• **Task goal**:
Retype the lines below without any changes, starting with the line that contains "Text: next page.: next" and going on through the line that contains "Text: ok: ok [269,943,284,956]".

• **Task material**:
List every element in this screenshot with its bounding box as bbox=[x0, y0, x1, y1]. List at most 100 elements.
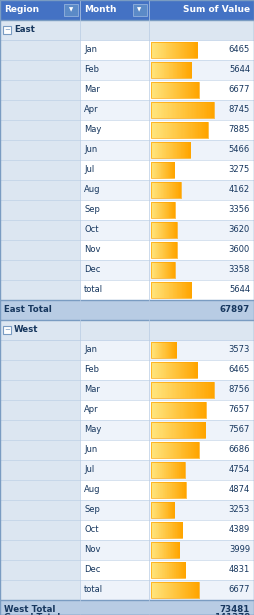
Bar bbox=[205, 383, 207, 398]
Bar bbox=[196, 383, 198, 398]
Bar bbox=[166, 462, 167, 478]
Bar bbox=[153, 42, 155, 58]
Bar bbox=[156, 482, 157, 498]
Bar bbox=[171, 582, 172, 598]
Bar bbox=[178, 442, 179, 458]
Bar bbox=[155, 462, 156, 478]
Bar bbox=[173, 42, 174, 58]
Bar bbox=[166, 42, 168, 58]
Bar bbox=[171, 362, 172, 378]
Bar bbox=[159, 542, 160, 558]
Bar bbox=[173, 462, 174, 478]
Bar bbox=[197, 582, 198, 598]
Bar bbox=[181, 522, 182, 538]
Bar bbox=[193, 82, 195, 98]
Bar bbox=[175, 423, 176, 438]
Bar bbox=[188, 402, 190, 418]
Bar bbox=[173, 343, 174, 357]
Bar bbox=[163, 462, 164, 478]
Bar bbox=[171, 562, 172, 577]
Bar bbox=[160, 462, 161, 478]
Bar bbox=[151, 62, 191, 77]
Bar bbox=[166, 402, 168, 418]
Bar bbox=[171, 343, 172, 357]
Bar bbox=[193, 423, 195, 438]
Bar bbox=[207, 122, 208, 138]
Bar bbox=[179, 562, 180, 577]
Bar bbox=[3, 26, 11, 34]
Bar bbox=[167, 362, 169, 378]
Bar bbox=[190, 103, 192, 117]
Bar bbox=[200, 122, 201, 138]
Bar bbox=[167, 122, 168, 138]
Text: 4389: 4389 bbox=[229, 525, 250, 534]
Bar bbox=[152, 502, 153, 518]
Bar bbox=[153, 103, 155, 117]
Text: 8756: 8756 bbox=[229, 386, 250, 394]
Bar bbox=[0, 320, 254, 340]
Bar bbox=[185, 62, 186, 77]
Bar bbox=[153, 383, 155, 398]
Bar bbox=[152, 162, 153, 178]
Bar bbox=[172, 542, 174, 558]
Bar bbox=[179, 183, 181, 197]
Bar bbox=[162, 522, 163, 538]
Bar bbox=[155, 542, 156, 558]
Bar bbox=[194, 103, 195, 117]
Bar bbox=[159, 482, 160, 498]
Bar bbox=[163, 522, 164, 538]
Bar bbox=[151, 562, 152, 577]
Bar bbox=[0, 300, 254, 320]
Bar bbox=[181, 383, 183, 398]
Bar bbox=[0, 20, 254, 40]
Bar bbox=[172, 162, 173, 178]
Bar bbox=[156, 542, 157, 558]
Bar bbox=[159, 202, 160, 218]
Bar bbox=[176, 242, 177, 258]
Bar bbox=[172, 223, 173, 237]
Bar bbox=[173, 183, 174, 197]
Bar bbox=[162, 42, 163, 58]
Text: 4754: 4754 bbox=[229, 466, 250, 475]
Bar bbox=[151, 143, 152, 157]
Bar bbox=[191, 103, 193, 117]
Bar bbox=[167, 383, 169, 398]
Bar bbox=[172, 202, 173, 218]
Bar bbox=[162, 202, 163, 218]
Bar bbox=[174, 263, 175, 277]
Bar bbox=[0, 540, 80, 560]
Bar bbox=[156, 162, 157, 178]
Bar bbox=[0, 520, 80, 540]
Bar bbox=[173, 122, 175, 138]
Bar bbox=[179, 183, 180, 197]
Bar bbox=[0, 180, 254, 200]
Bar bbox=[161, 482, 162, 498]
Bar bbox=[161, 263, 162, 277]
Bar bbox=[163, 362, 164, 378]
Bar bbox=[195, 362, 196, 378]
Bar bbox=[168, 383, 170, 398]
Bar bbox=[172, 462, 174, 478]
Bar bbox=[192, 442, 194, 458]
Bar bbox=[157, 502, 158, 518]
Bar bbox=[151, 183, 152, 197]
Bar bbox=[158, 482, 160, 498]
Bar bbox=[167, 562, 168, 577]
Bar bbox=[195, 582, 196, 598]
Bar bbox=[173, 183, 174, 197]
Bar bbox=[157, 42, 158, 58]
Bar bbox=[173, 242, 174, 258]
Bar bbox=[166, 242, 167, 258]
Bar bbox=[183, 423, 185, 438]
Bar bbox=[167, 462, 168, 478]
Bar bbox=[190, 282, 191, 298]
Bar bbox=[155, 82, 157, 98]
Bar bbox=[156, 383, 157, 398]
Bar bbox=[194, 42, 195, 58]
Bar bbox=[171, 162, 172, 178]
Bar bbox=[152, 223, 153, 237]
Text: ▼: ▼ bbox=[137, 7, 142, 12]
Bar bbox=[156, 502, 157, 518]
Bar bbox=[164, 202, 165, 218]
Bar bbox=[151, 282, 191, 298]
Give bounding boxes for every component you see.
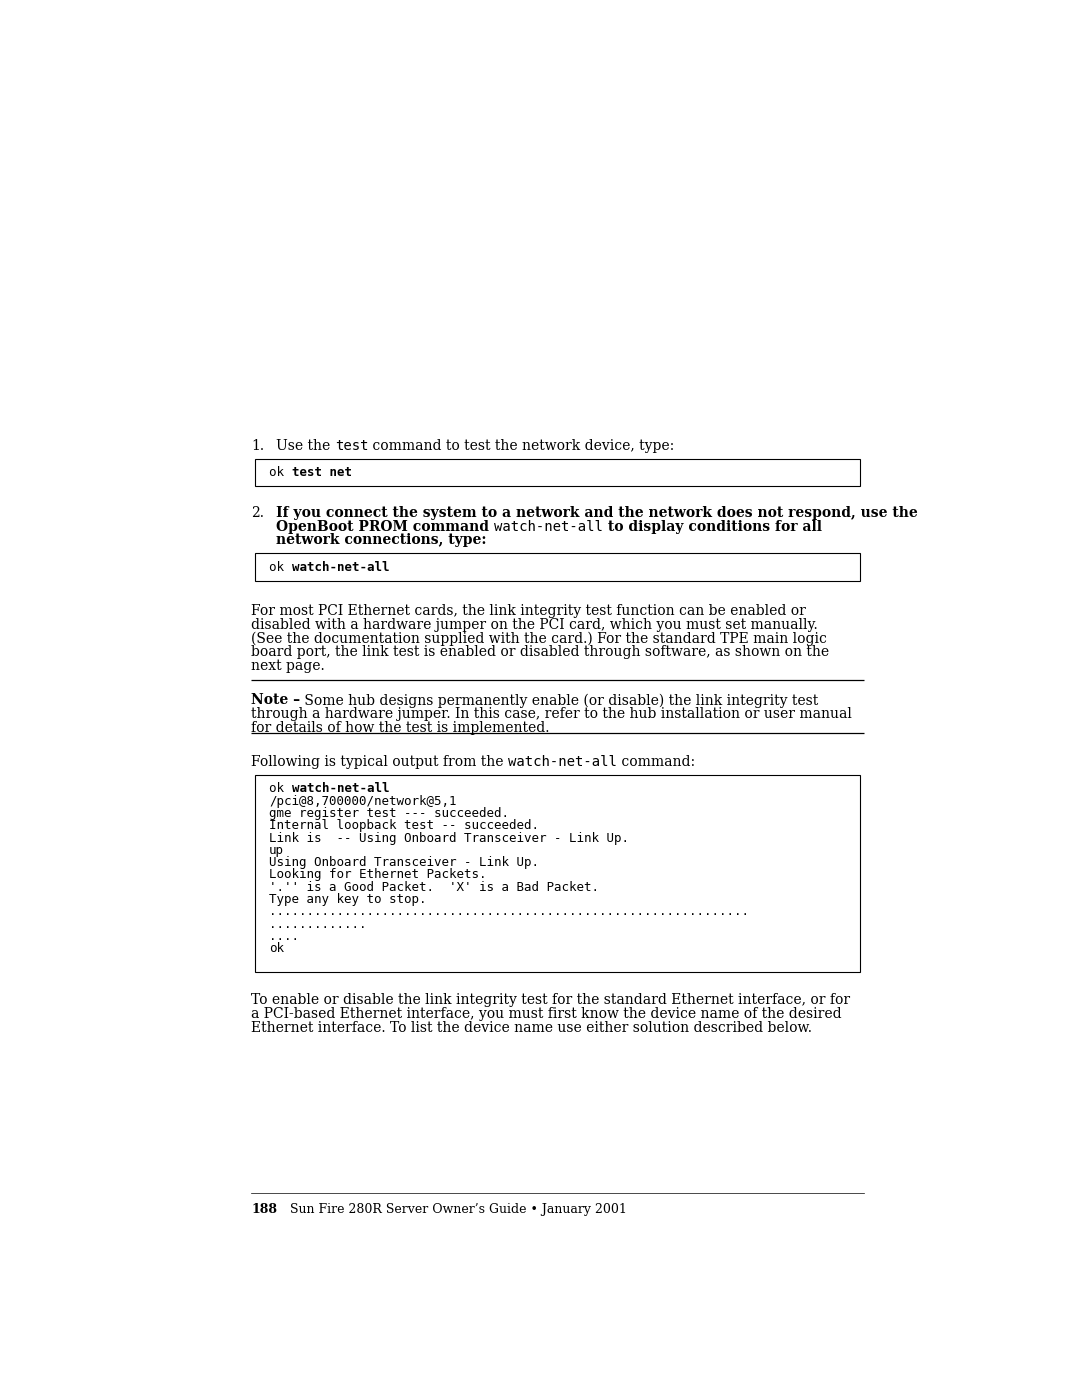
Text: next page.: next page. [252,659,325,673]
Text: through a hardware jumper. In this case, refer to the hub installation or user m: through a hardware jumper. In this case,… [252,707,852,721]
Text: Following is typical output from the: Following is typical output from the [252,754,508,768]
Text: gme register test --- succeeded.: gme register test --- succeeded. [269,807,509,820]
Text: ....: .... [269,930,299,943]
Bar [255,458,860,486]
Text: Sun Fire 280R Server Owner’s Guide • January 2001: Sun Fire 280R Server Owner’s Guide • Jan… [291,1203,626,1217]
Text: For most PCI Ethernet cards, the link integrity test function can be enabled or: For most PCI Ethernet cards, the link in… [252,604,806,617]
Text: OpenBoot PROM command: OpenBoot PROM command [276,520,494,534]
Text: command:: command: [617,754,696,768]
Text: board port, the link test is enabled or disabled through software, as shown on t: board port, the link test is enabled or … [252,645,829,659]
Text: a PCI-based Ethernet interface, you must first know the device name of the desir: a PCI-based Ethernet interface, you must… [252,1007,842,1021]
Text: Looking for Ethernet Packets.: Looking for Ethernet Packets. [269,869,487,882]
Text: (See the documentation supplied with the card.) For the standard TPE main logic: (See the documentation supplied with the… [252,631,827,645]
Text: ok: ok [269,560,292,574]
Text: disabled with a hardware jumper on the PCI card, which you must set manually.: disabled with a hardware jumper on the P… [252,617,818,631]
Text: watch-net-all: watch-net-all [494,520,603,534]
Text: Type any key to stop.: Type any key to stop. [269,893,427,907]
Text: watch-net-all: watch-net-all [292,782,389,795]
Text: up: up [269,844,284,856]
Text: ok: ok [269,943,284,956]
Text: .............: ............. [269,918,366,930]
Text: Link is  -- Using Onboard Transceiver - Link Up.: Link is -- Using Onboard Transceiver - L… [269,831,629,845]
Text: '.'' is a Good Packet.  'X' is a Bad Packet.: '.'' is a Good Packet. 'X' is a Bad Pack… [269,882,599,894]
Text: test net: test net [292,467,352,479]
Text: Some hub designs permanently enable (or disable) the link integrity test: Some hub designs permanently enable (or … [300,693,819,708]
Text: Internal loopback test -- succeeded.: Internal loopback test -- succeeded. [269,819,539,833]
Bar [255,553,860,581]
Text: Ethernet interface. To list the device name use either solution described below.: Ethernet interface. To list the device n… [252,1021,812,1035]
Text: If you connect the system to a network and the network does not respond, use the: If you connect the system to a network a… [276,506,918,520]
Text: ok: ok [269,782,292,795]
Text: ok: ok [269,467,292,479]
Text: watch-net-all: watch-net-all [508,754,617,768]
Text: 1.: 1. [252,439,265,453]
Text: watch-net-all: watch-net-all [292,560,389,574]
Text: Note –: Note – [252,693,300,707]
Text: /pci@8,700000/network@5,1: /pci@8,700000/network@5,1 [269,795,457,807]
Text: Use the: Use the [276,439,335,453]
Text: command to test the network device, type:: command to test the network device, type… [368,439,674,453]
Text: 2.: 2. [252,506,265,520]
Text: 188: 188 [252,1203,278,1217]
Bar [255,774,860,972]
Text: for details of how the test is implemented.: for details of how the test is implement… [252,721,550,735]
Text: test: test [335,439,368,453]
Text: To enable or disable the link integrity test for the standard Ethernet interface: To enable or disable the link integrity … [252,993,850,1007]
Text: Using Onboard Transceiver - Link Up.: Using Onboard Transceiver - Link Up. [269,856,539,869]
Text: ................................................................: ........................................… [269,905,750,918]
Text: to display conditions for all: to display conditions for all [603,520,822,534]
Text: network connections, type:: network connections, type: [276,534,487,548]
* * *
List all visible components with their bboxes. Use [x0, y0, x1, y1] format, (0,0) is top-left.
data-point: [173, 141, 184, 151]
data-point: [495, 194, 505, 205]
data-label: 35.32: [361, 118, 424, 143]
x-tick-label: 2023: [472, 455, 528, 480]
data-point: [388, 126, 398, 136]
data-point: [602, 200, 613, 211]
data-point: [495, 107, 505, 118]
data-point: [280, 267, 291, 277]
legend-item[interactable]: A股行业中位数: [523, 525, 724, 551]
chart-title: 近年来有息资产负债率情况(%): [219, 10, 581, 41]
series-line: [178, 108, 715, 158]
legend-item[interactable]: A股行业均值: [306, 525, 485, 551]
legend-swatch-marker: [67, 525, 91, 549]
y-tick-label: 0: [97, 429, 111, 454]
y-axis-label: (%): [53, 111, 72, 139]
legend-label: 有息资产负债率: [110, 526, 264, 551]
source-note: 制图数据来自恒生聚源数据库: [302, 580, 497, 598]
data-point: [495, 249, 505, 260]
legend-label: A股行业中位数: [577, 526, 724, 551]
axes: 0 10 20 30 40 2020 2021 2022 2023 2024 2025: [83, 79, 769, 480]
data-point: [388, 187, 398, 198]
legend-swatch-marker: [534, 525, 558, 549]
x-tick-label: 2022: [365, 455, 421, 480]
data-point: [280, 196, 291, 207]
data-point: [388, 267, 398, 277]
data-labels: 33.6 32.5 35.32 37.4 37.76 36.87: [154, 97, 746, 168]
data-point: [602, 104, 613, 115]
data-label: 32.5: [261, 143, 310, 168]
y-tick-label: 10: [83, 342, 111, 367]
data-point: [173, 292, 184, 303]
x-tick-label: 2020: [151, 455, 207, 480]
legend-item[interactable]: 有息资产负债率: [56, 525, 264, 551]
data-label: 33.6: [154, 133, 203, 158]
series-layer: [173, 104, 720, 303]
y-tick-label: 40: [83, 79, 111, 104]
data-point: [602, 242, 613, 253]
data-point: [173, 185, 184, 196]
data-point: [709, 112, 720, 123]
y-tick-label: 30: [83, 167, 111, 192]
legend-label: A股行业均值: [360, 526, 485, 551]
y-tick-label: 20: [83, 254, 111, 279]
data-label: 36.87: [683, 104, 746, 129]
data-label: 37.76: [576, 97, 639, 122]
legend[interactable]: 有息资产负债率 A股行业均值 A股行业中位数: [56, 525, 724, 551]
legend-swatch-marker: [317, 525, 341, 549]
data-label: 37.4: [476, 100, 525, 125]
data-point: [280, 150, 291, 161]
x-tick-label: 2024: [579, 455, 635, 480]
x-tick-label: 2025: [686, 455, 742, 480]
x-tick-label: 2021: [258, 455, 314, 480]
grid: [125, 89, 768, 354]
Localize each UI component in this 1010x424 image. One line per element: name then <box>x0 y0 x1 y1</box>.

• **Answer in full**:
Text: next page.: next page. [252,659,325,673]
Text: through a hardware jumper. In this case, refer to the hub installation or user m: through a hardware jumper. In this case,… [252,707,852,721]
Text: Following is typical output from the: Following is typical output from the [252,754,508,768]
Text: gme register test --- succeeded.: gme register test --- succeeded. [269,807,509,820]
Text: ....: .... [269,930,299,943]
Bar [255,458,860,486]
Text: Sun Fire 280R Server Owner’s Guide • January 2001: Sun Fire 280R Server Owner’s Guide • Jan… [291,1203,626,1217]
Text: For most PCI Ethernet cards, the link integrity test function can be enabled or: For most PCI Ethernet cards, the link in… [252,604,806,617]
Text: OpenBoot PROM command: OpenBoot PROM command [276,520,494,534]
Text: command:: command: [617,754,696,768]
Text: board port, the link test is enabled or disabled through software, as shown on t: board port, the link test is enabled or … [252,645,829,659]
Text: a PCI-based Ethernet interface, you must first know the device name of the desir: a PCI-based Ethernet interface, you must… [252,1007,842,1021]
Text: Looking for Ethernet Packets.: Looking for Ethernet Packets. [269,869,487,882]
Text: (See the documentation supplied with the card.) For the standard TPE main logic: (See the documentation supplied with the… [252,631,827,645]
Text: ok: ok [269,560,292,574]
Text: disabled with a hardware jumper on the PCI card, which you must set manually.: disabled with a hardware jumper on the P… [252,617,818,631]
Text: watch-net-all: watch-net-all [494,520,603,534]
Text: Type any key to stop.: Type any key to stop. [269,893,427,907]
Text: watch-net-all: watch-net-all [292,782,389,795]
Text: up: up [269,844,284,856]
Text: ok: ok [269,943,284,956]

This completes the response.